# TASK REQUIREMENTS:
Report how many lines contain the word "structured"; answer with the number only.

##### EXTRACTED INFORMATION

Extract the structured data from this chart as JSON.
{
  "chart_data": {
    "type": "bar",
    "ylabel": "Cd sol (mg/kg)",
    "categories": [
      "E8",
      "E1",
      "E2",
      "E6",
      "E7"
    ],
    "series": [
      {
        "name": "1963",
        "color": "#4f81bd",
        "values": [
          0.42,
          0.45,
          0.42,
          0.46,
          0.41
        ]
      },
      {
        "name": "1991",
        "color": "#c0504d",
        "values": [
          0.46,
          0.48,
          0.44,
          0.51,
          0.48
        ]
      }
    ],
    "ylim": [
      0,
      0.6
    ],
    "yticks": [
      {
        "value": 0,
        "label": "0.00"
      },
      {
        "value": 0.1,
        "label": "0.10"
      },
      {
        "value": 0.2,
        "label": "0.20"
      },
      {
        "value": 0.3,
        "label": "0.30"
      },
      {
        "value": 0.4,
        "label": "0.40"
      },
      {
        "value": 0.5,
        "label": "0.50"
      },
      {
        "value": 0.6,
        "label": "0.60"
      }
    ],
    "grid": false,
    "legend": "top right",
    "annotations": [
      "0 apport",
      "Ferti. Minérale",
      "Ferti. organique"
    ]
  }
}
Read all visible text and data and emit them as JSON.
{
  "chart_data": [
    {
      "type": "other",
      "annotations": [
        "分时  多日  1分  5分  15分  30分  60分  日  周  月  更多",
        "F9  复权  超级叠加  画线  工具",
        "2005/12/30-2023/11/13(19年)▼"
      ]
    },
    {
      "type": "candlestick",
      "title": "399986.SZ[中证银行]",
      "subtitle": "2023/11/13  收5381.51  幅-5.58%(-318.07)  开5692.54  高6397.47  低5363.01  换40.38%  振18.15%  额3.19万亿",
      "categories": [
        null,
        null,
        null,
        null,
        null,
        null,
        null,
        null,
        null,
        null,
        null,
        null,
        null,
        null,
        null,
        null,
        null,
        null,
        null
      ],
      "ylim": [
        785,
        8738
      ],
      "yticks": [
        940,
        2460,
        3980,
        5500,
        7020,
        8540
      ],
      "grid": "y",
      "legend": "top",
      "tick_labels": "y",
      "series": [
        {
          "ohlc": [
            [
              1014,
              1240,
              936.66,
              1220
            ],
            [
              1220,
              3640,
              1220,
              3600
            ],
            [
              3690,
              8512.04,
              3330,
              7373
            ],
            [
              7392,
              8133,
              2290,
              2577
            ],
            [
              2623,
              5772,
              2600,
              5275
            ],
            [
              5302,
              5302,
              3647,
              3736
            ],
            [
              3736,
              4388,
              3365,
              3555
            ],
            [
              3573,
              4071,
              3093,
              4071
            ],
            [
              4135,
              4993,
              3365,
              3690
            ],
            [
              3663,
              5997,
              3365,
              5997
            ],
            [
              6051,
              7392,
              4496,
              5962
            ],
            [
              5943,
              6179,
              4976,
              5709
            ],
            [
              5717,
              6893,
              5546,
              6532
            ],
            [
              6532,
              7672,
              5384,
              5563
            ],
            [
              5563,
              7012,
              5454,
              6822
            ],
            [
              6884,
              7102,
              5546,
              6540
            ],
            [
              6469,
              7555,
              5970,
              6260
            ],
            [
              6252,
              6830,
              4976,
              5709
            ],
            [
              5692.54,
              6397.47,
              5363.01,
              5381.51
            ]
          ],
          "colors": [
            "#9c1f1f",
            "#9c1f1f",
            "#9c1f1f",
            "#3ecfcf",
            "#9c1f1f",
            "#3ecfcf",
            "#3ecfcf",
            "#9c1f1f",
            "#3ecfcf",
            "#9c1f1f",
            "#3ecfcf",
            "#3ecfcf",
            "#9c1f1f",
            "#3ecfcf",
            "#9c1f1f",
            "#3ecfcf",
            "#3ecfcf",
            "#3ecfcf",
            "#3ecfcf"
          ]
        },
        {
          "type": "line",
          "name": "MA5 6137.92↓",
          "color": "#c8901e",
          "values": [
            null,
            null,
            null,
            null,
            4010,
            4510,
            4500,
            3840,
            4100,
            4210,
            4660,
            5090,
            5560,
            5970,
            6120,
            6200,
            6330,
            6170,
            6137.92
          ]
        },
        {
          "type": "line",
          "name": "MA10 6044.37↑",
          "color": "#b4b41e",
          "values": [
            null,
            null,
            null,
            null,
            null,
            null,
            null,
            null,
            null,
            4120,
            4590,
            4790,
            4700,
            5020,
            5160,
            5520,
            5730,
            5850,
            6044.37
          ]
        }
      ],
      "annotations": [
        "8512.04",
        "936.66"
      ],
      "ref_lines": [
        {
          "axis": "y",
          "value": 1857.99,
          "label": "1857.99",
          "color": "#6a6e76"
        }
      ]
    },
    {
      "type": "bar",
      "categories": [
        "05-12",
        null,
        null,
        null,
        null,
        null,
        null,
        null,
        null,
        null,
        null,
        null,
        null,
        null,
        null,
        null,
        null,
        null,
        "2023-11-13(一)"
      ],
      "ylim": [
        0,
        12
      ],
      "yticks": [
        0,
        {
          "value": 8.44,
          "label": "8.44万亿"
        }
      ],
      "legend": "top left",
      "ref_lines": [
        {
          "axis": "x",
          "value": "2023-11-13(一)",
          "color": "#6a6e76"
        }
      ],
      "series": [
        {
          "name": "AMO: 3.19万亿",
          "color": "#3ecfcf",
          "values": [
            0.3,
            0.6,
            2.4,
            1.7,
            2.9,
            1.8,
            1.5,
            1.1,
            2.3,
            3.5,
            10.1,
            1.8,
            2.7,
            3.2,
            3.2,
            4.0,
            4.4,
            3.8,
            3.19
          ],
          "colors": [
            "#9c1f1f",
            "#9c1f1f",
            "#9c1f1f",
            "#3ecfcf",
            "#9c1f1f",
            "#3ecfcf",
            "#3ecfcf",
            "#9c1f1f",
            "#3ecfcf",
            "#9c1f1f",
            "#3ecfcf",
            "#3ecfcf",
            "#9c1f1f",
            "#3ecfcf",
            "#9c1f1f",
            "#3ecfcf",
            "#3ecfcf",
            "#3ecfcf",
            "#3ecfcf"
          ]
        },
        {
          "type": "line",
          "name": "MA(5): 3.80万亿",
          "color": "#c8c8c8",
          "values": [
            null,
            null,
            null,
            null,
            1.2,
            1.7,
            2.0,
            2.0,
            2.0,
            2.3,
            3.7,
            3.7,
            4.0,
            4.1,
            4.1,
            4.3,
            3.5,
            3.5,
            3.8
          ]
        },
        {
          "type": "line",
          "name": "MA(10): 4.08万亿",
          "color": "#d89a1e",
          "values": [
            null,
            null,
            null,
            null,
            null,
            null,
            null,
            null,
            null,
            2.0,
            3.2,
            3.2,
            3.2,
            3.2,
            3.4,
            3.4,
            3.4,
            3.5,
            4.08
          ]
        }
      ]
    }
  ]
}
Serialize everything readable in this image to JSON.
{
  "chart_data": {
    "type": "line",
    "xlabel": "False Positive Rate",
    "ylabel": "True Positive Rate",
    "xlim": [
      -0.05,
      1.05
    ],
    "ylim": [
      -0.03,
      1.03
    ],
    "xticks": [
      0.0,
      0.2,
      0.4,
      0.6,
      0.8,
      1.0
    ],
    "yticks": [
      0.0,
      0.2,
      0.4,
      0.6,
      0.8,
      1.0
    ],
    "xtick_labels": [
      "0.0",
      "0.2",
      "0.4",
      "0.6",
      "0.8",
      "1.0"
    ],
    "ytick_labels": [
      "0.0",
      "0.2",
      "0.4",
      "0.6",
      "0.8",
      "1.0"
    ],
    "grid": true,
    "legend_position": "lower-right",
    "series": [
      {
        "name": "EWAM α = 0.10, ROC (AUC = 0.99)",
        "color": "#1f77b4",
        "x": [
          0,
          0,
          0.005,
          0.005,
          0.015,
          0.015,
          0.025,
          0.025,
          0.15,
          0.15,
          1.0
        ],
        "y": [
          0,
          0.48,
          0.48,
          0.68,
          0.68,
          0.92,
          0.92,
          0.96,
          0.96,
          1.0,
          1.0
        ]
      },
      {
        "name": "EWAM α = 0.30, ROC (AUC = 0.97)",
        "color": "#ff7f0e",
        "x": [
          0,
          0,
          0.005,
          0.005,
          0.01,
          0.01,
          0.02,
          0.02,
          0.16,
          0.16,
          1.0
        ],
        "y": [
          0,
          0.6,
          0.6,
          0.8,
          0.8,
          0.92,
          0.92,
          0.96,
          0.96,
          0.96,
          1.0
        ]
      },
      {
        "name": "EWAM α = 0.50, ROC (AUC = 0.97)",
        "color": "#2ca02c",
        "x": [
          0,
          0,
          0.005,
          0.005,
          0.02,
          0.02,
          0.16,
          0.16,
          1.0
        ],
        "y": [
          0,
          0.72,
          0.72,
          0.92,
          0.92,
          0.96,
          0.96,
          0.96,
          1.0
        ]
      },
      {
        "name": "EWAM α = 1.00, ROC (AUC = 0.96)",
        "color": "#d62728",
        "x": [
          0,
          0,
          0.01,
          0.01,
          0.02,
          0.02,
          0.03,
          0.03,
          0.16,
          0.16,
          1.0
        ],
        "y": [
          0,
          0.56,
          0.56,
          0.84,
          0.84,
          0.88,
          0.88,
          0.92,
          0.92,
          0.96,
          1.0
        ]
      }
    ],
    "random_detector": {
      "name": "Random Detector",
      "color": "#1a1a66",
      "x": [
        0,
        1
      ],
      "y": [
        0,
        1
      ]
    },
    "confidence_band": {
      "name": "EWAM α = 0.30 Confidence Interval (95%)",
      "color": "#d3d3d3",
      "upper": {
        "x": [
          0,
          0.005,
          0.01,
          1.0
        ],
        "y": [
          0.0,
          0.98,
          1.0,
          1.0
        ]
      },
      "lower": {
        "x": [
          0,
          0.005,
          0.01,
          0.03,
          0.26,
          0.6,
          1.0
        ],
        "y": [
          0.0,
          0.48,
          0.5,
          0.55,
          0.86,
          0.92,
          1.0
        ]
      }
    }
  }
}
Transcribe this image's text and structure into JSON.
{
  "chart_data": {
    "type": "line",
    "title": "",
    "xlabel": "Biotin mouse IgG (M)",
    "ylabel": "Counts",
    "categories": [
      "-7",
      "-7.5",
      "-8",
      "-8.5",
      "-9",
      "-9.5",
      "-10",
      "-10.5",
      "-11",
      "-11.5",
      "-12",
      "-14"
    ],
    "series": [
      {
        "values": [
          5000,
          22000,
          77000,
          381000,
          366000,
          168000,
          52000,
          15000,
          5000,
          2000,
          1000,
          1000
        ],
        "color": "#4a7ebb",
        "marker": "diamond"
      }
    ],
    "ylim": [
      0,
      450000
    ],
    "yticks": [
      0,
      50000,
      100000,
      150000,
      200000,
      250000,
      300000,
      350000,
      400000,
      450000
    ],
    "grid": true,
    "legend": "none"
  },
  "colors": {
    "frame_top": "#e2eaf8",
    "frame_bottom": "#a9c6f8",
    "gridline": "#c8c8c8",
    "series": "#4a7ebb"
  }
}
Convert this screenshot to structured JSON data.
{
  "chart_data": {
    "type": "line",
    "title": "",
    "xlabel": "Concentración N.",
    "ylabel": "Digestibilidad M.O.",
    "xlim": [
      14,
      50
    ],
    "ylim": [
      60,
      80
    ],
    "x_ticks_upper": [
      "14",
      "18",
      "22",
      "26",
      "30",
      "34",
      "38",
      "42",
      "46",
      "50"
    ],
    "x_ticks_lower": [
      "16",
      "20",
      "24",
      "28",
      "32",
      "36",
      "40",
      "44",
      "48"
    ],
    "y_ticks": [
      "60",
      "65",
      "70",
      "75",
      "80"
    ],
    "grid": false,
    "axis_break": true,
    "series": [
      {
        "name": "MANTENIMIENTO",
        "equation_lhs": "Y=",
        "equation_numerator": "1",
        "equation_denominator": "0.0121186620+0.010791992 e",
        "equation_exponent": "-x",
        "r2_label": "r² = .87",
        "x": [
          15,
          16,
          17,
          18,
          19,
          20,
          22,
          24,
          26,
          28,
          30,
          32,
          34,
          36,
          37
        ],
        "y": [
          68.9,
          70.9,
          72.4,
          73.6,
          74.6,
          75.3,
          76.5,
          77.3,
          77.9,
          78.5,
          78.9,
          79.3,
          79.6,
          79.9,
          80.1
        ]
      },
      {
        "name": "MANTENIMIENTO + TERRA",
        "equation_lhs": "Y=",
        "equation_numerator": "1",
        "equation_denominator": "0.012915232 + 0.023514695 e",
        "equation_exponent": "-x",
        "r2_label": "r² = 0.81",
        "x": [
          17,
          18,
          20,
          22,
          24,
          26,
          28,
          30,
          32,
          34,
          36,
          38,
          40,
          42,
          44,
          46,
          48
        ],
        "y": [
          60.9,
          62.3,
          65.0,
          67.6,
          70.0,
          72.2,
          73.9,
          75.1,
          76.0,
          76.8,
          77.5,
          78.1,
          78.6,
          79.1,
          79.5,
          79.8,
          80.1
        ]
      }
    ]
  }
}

##########

# SOLUTION FOR THIS EXERCISE:
2